山陽道を歩く

2008年10月13日(月) ~2008年12月20日(土)
総歩数:977050歩 総距離:630.6km

2008年12月10日(水)

JR周防久保~久保市~花岡~徳山~富田~福川~JR戸田

                                  晴れ

  6時22分に小倉を出発し、周防久保に7時32分に着く。先ほどまで雨が降っていたようで路面は濡れている。旧道はすぐに140号線に合流、その先で右へカーブする140号線と分かれて左斜めに伸びる旧道に入る。
切戸川に架かる久保市橋を渡って進むと久保市の宿場に入る。ここの「スーパーおかだ」の隣が本陣の跡と聞いていたのだが、「ストアーおかだ」がない。ちょうどそれらしい場所に空き地があったので、もしやと思って近くにおられた方にお聞きすると、やはりそこにあったそうだが、今は廃業してしまったということだった。
久保市本陣 
 ここでカウントする。
 7時53分、久保市宿を通る。
 呼坂宿より1時間54分、11003歩、7.5km。

------------------------------------

» 指示 A: 文書抜粋の「JR周防久保~久保市~花岡~徳山~富田~福川~JR戸田」から「呼坂宿より1時間54分、11003歩、7.5km。」までを両端も含めて取り出し、「旧道」を「古い街道」に置き換えて書き直してください。
記録は文書抜粋とは無関係である。

------------------------------------

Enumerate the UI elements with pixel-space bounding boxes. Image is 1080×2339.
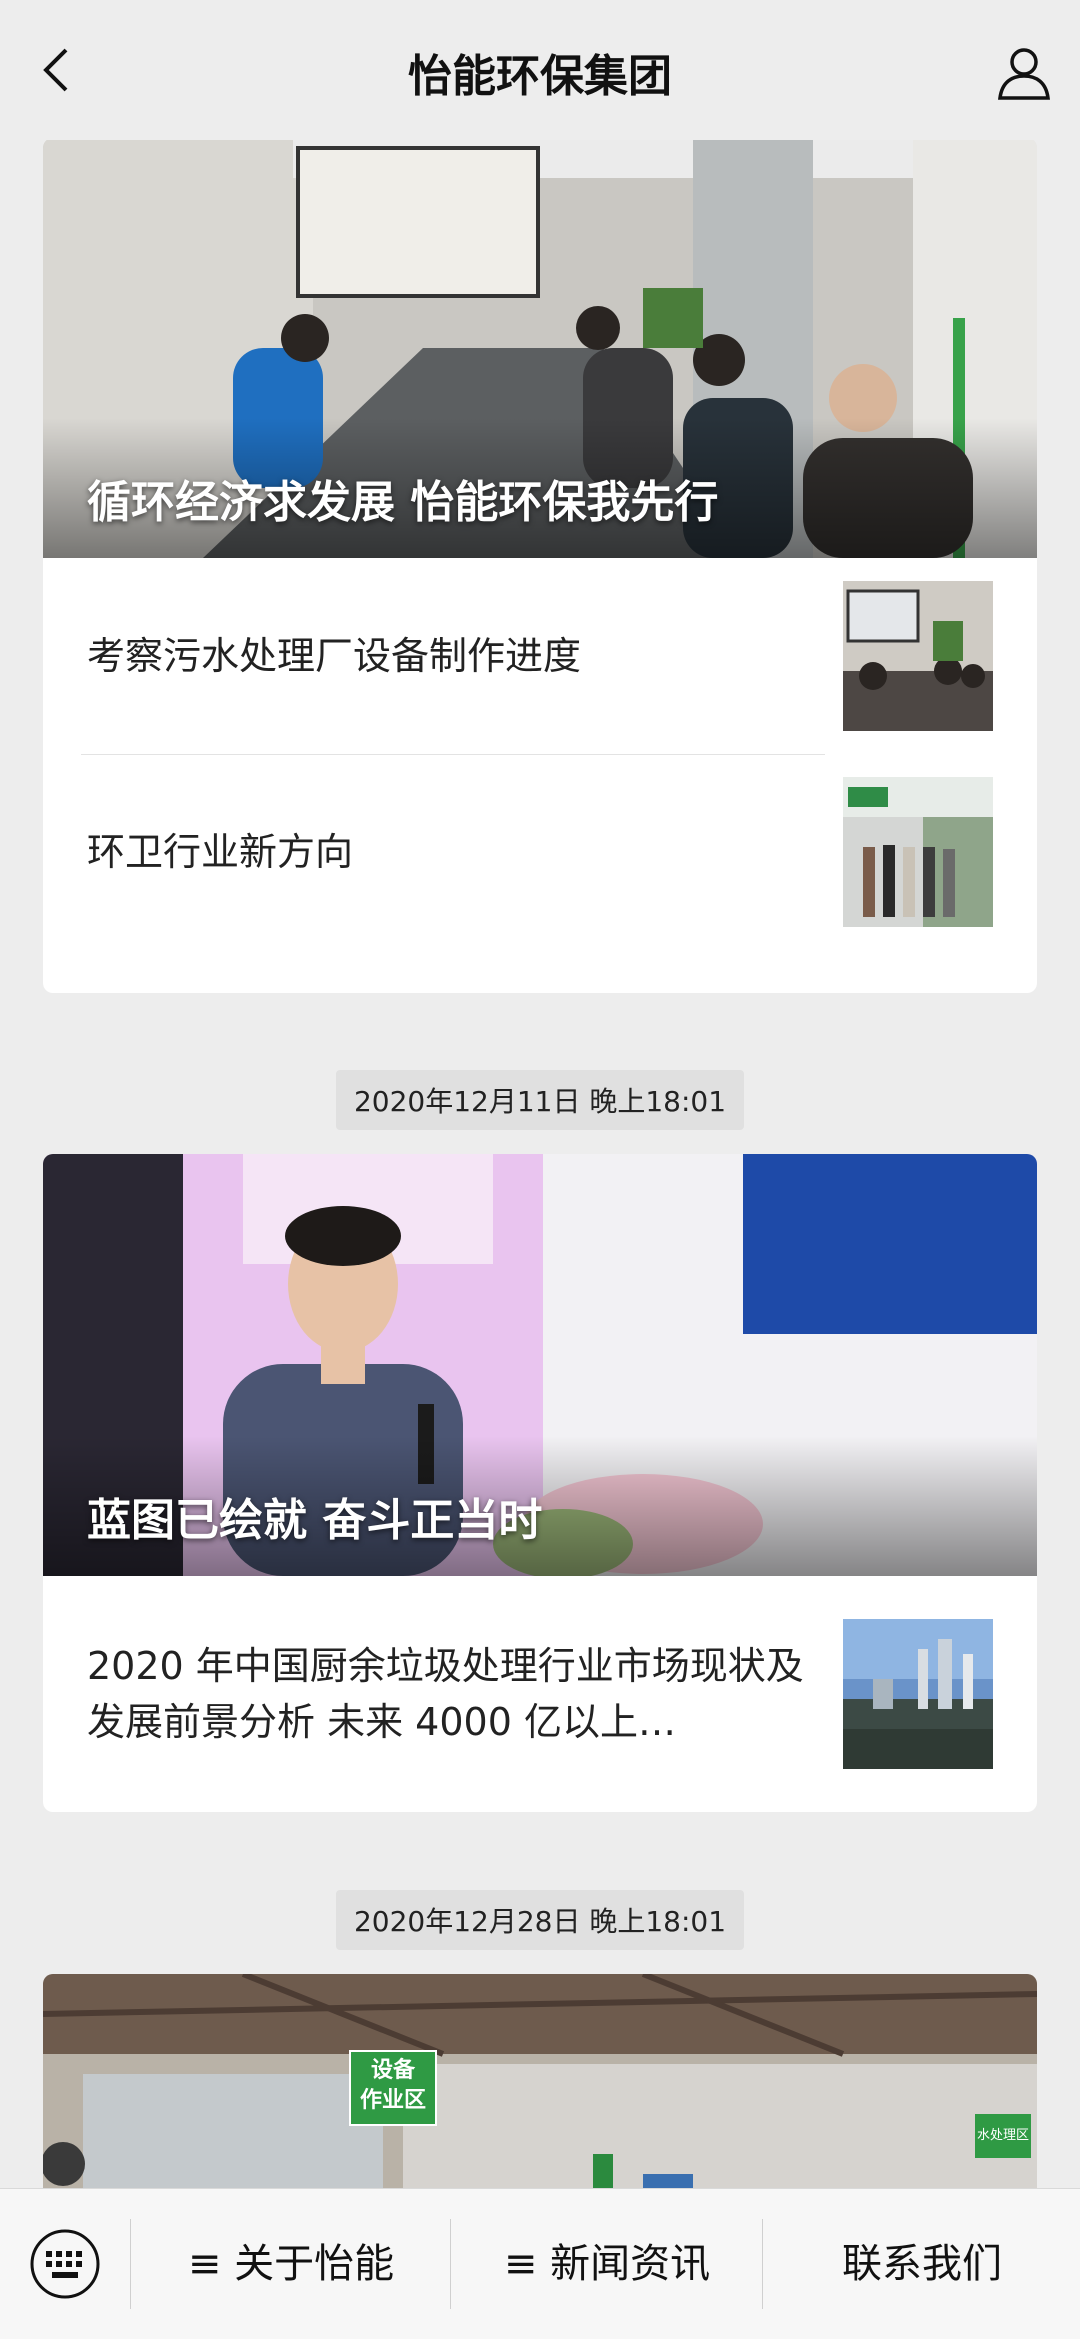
page-title: 怡能环保集团 <box>408 51 672 102</box>
timestamp-label: 2020年12月28日 晚上18:01 <box>335 1890 745 1950</box>
bottom-menu: ≡ 关于怡能 ≡ 新闻资讯 联系我们 <box>0 2188 1080 2339</box>
zone-sign: 设备 作业区 <box>349 2050 437 2126</box>
menu-about[interactable]: ≡ 关于怡能 <box>132 2189 450 2339</box>
keyboard-icon[interactable] <box>28 2227 102 2301</box>
list-item[interactable]: 环卫行业新方向 <box>43 754 1037 950</box>
timestamp: 2020年12月11日 晚上18:01 <box>0 1070 1080 1130</box>
menu-separator <box>762 2219 763 2309</box>
article-title: 2020 年中国厨余垃圾处理行业市场现状及发展前景分析 未来 4000 亿以上… <box>87 1644 804 1744</box>
article-thumbnail <box>843 1619 993 1769</box>
hero-article[interactable]: 循环经济求发展 怡能环保我先行 <box>43 138 1037 558</box>
timestamp-label: 2020年12月11日 晚上18:01 <box>335 1070 745 1130</box>
list-item[interactable]: 考察污水处理厂设备制作进度 <box>43 558 1037 754</box>
menu-separator <box>130 2219 131 2309</box>
list-item[interactable]: 2020 年中国厨余垃圾处理行业市场现状及发展前景分析 未来 4000 亿以上… <box>43 1576 1037 1812</box>
article-thumbnail <box>843 581 993 731</box>
article-title: 环卫行业新方向 <box>87 830 354 874</box>
user-icon[interactable] <box>992 40 1056 104</box>
article-card[interactable]: 设备 作业区 水处理区 <box>43 1974 1037 2214</box>
timestamp: 2020年12月28日 晚上18:01 <box>0 1890 1080 1950</box>
menu-contact[interactable]: 联系我们 <box>764 2189 1080 2339</box>
article-thumbnail <box>843 777 993 927</box>
zone-sign: 水处理区 <box>975 2114 1031 2158</box>
menu-separator <box>450 2219 451 2309</box>
factory-photo <box>43 1974 1037 2214</box>
hero-caption: 循环经济求发展 怡能环保我先行 <box>87 477 719 528</box>
top-bar: 怡能环保集团 <box>0 0 1080 140</box>
zone-sign-line: 设备 <box>370 2058 415 2083</box>
zone-sign-line: 作业区 <box>359 2088 426 2113</box>
hero-caption: 蓝图已绘就 奋斗正当时 <box>87 1495 543 1546</box>
menu-news[interactable]: ≡ 新闻资讯 <box>452 2189 762 2339</box>
article-card: 循环经济求发展 怡能环保我先行 考察污水处理厂设备制作进度 环卫行业新方向 <box>43 138 1037 993</box>
article-title: 考察污水处理厂设备制作进度 <box>87 634 582 678</box>
hero-article[interactable]: 蓝图已绘就 奋斗正当时 <box>43 1154 1037 1576</box>
article-card: 蓝图已绘就 奋斗正当时 2020 年中国厨余垃圾处理行业市场现状及发展前景分析 … <box>43 1154 1037 1812</box>
zone-sign-line: 水处理区 <box>976 2128 1029 2143</box>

------------------------------------

» 指示 B: 記録のうち、「page-title: 怡能环保集团 <box>408 51 672 102</box>」を含む行から「timestamp-label: 2020年12月11日 晚上18:01」を含む行までを、両端の行も含めてそのまま繰り返すこと。

» 解答 A:
JR周防久保~久保市~花岡~徳山~富田~福川~JR戸田

                                  晴れ

  6時22分に小倉を出発し、周防久保に7時32分に着く。先ほどまで雨が降っていたようで路面は濡れている。古い街道はすぐに140号線に合流、その先で右へカーブする140号線と分かれて左斜めに伸びる古い街道に入る。
切戸川に架かる久保市橋を渡って進むと久保市の宿場に入る。ここの「スーパーおかだ」の隣が本陣の跡と聞いていたのだが、「ストアーおかだ」がない。ちょうどそれらしい場所に空き地があったので、もしやと思って近くにおられた方にお聞きすると、やはりそこにあったそうだが、今は廃業してしまったということだった。
久保市本陣 
 ここでカウントする。
 7時53分、久保市宿を通る。
 呼坂宿より1時間54分、11003歩、7.5km。

» 解答 B:
page-title: 怡能环保集团 <box>408 51 672 102</box>
timestamp-label: 2020年12月28日 晚上18:01 <box>335 1890 745 1950</box>
bottom-menu: ≡ 关于怡能 ≡ 新闻资讯 联系我们 <box>0 2188 1080 2339</box>
zone-sign: 设备 作业区 <box>349 2050 437 2126</box>
menu-about[interactable]: ≡ 关于怡能 <box>132 2189 450 2339</box>
keyboard-icon[interactable] <box>28 2227 102 2301</box>
list-item[interactable]: 环卫行业新方向 <box>43 754 1037 950</box>
timestamp: 2020年12月11日 晚上18:01 <box>0 1070 1080 1130</box>
menu-separator <box>762 2219 763 2309</box>
article-title: 2020 年中国厨余垃圾处理行业市场现状及发展前景分析 未来 4000 亿以上… <box>87 1644 804 1744</box>
article-thumbnail <box>843 1619 993 1769</box>
hero-article[interactable]: 循环经济求发展 怡能环保我先行 <box>43 138 1037 558</box>
timestamp-label: 2020年12月11日 晚上18:01 <box>335 1070 745 1130</box>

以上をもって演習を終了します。